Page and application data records
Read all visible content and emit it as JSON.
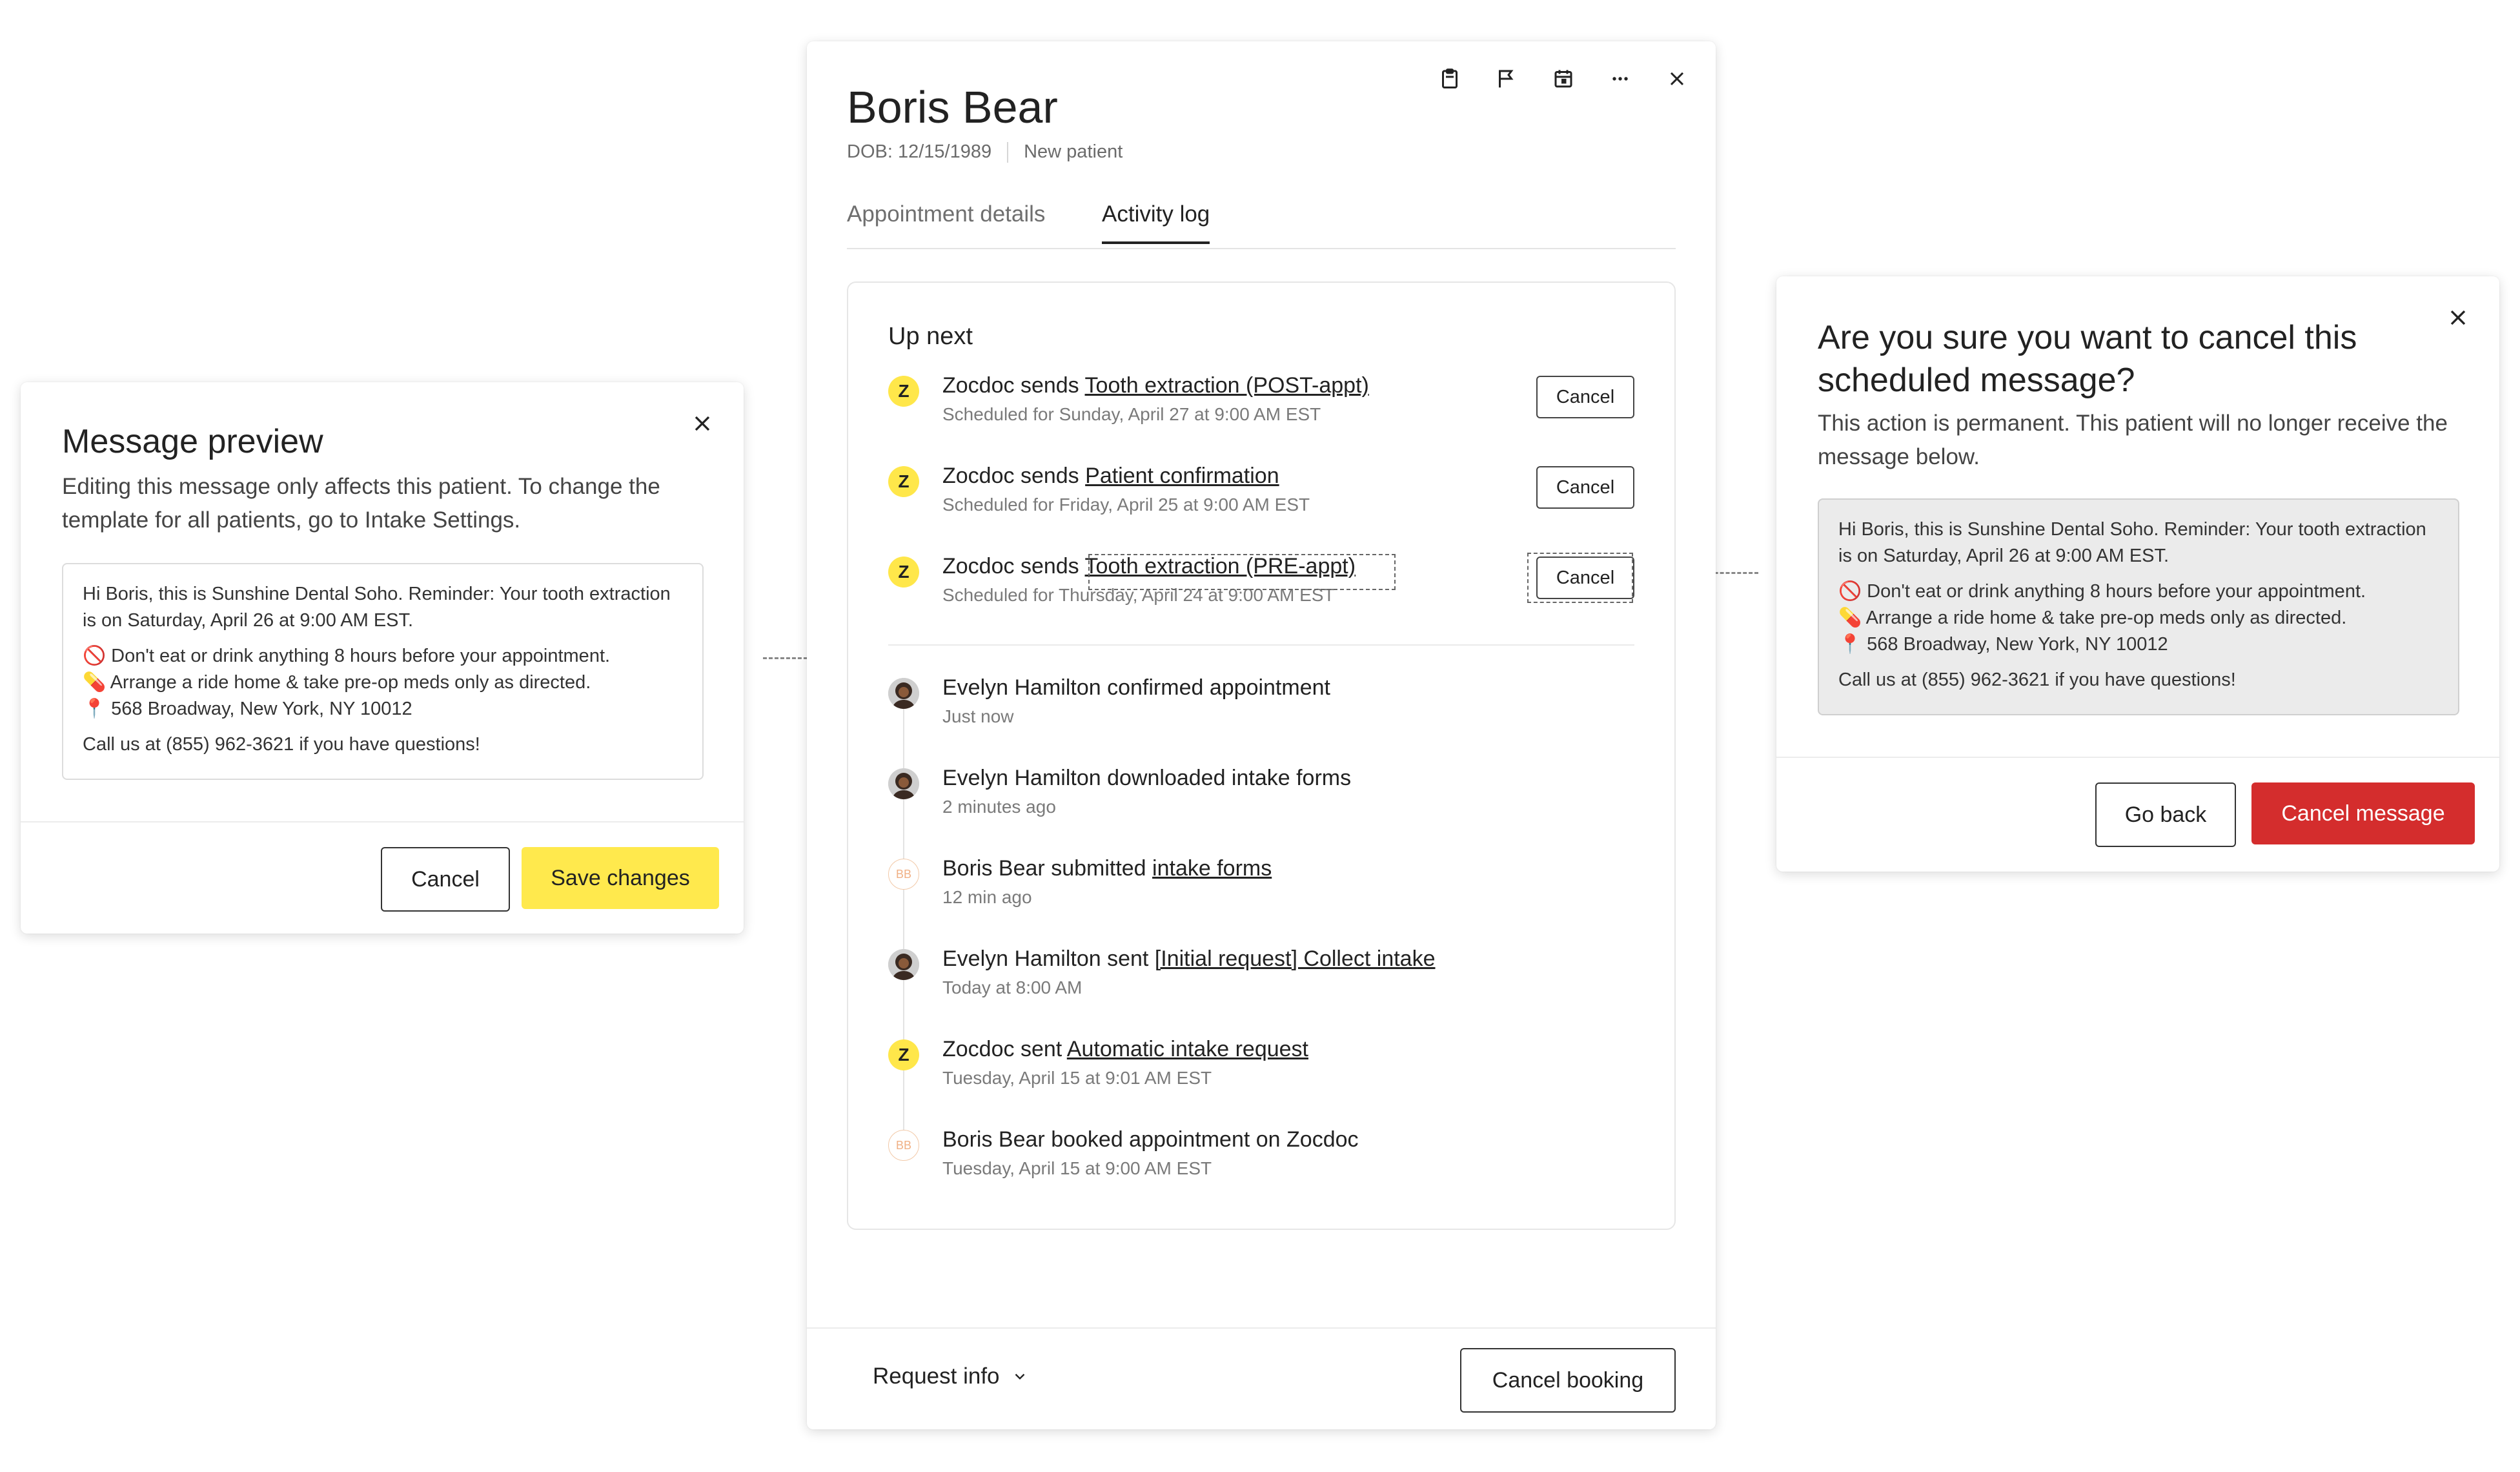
{
  "patient": {
    "name": "Boris Bear",
    "dob": "DOB: 12/15/1989",
    "status": "New patient"
  },
  "tabs": [
    "Appointment details",
    "Activity log"
  ],
  "activity": {
    "up_next_title": "Up next",
    "up_next": [
      {
        "actor": "Zocdoc",
        "verb": "sends",
        "link": "Tooth extraction (POST-appt)",
        "sub": "Scheduled for Sunday, April 27 at 9:00 AM EST",
        "button": "Cancel"
      },
      {
        "actor": "Zocdoc",
        "verb": "sends",
        "link": "Patient confirmation",
        "sub": "Scheduled for Friday, April 25 at 9:00 AM EST",
        "button": "Cancel"
      },
      {
        "actor": "Zocdoc",
        "verb": "sends",
        "link": "Tooth extraction (PRE-appt)",
        "sub": "Scheduled for Thursday, April 24 at 9:00 AM EST",
        "button": "Cancel"
      }
    ],
    "log": [
      {
        "actor": "Evelyn Hamilton",
        "text": "confirmed appointment",
        "link": "",
        "sub": "Just now",
        "icon": "avatar"
      },
      {
        "actor": "Evelyn Hamilton",
        "text": "downloaded intake forms",
        "link": "",
        "sub": "2 minutes ago",
        "icon": "avatar"
      },
      {
        "actor": "Boris Bear",
        "text": "submitted",
        "link": "intake forms",
        "sub": "12 min ago",
        "icon": "BB"
      },
      {
        "actor": "Evelyn Hamilton",
        "text": "sent",
        "link": "[Initial request] Collect intake",
        "sub": "Today at 8:00 AM",
        "icon": "avatar"
      },
      {
        "actor": "Zocdoc",
        "text": "sent",
        "link": "Automatic intake request",
        "sub": "Tuesday, April 15 at 9:01 AM EST",
        "icon": "Z"
      },
      {
        "actor": "Boris Bear",
        "text": "booked appointment on Zocdoc",
        "link": "",
        "sub": "Tuesday, April 15 at 9:00 AM EST",
        "icon": "BB"
      }
    ]
  },
  "footer": {
    "request_info": "Request info",
    "cancel_booking": "Cancel booking"
  },
  "message_preview": {
    "title": "Message preview",
    "body": "Editing this message only affects this patient. To change the template for all patients, go to Intake Settings.",
    "message_lines": [
      "Hi Boris, this is Sunshine Dental Soho. Reminder: Your tooth extraction is on Saturday, April 26 at 9:00 AM EST.",
      "🚫 Don't eat or drink anything 8 hours before your appointment.",
      "💊 Arrange a ride home & take pre-op meds only as directed.",
      "📍 568 Broadway, New York, NY 10012",
      "Call us at (855) 962-3621 if you have questions!"
    ],
    "cancel_label": "Cancel",
    "save_label": "Save changes"
  },
  "cancel_dialog": {
    "title": "Are you sure you want to cancel this scheduled message?",
    "body": "This action is permanent. This patient will no longer receive the message below.",
    "message_lines": [
      "Hi Boris, this is Sunshine Dental Soho. Reminder: Your tooth extraction is on Saturday, April 26 at 9:00 AM EST.",
      "🚫 Don't eat or drink anything 8 hours before your appointment.",
      "💊 Arrange a ride home & take pre-op meds only as directed.",
      "📍 568 Broadway, New York, NY 10012",
      "Call us at (855) 962-3621 if you have questions!"
    ],
    "go_back_label": "Go back",
    "confirm_label": "Cancel message"
  },
  "icons": {
    "toolbar": [
      "clipboard-icon",
      "flag-icon",
      "calendar-icon",
      "more-icon",
      "close-icon"
    ]
  },
  "colors": {
    "zocdoc_yellow": "#ffe74a",
    "save_button": "#ffe94d",
    "danger": "#d42d2d",
    "preview_box_bg": "#ebebeb"
  }
}
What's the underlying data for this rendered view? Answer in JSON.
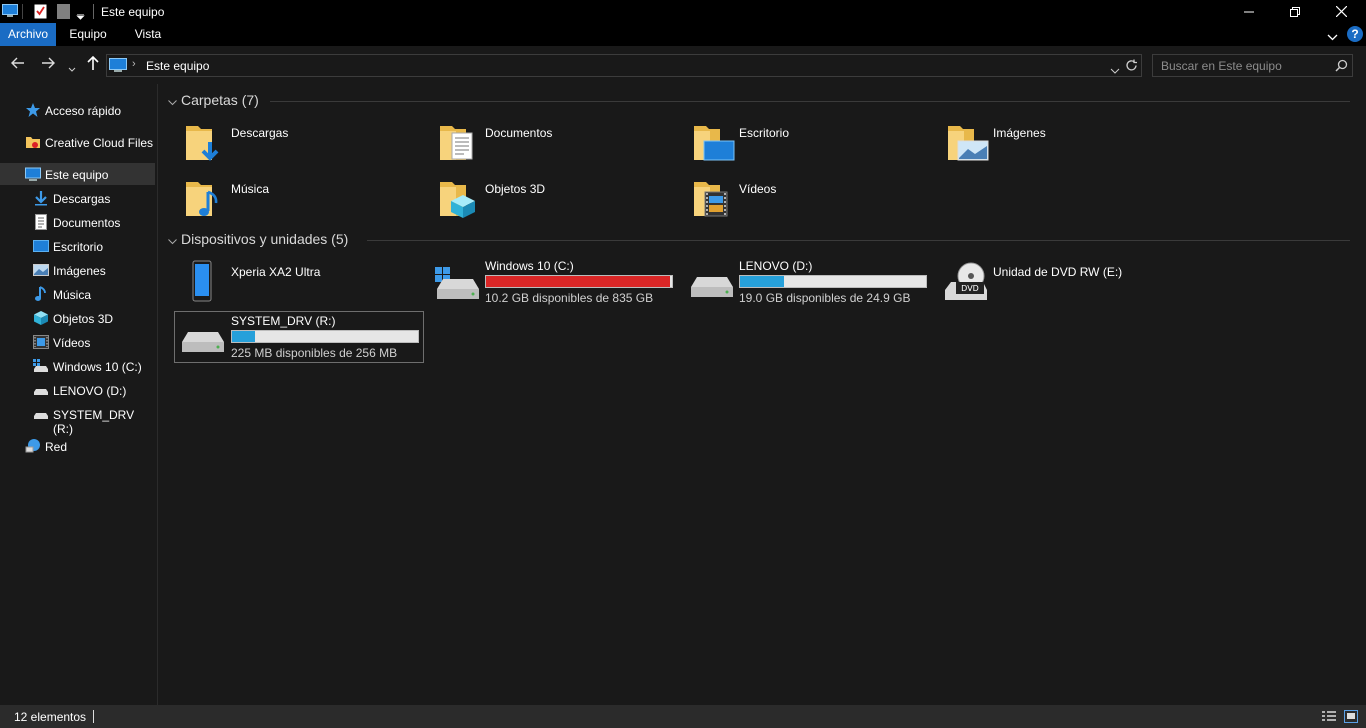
{
  "window": {
    "title": "Este equipo"
  },
  "ribbon": {
    "tabs": [
      {
        "label": "Archivo"
      },
      {
        "label": "Equipo"
      },
      {
        "label": "Vista"
      }
    ]
  },
  "address": {
    "path": "Este equipo",
    "search_placeholder": "Buscar en Este equipo"
  },
  "nav": {
    "items": [
      {
        "label": "Acceso rápido",
        "icon": "star-icon"
      },
      {
        "label": "Creative Cloud Files",
        "icon": "creative-cloud-icon"
      },
      {
        "label": "Este equipo",
        "icon": "computer-icon",
        "selected": true
      },
      {
        "label": "Descargas",
        "icon": "download-icon"
      },
      {
        "label": "Documentos",
        "icon": "document-icon"
      },
      {
        "label": "Escritorio",
        "icon": "desktop-icon"
      },
      {
        "label": "Imágenes",
        "icon": "pictures-icon"
      },
      {
        "label": "Música",
        "icon": "music-icon"
      },
      {
        "label": "Objetos 3D",
        "icon": "cube-icon"
      },
      {
        "label": "Vídeos",
        "icon": "video-icon"
      },
      {
        "label": "Windows 10 (C:)",
        "icon": "drive-icon"
      },
      {
        "label": "LENOVO (D:)",
        "icon": "drive-icon"
      },
      {
        "label": "SYSTEM_DRV (R:)",
        "icon": "drive-icon"
      },
      {
        "label": "Red",
        "icon": "network-icon"
      }
    ]
  },
  "folders": {
    "header": "Carpetas (7)",
    "items": [
      {
        "label": "Descargas",
        "icon": "download-folder-icon"
      },
      {
        "label": "Documentos",
        "icon": "documents-folder-icon"
      },
      {
        "label": "Escritorio",
        "icon": "desktop-folder-icon"
      },
      {
        "label": "Imágenes",
        "icon": "pictures-folder-icon"
      },
      {
        "label": "Música",
        "icon": "music-folder-icon"
      },
      {
        "label": "Objetos 3D",
        "icon": "3d-objects-folder-icon"
      },
      {
        "label": "Vídeos",
        "icon": "videos-folder-icon"
      }
    ]
  },
  "devices": {
    "header": "Dispositivos y unidades (5)",
    "items": [
      {
        "label": "Xperia XA2 Ultra",
        "icon": "phone-icon"
      },
      {
        "label": "Windows 10 (C:)",
        "icon": "windows-drive-icon",
        "free_text": "10.2 GB disponibles de 835 GB",
        "used_fraction": 0.988,
        "bar_color": "#da2626"
      },
      {
        "label": "LENOVO (D:)",
        "icon": "drive-icon",
        "free_text": "19.0 GB disponibles de 24.9 GB",
        "used_fraction": 0.237,
        "bar_color": "#26a0da"
      },
      {
        "label": "Unidad de DVD RW (E:)",
        "icon": "dvd-drive-icon"
      },
      {
        "label": "SYSTEM_DRV (R:)",
        "icon": "drive-icon",
        "free_text": "225 MB disponibles de 256 MB",
        "used_fraction": 0.121,
        "bar_color": "#26a0da"
      }
    ]
  },
  "status": {
    "count": "12 elementos"
  },
  "colors": {
    "accent": "#1a6cc4",
    "progress_normal": "#26a0da",
    "progress_full": "#da2626",
    "folder": "#f3c45c"
  }
}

▶ Exercise aim
Take every line from the records that holds "disponibles" and copy it down.

▶ Exercise result
        "free_text": "10.2 GB disponibles de 835 GB",
        "free_text": "19.0 GB disponibles de 24.9 GB",
        "free_text": "225 MB disponibles de 256 MB",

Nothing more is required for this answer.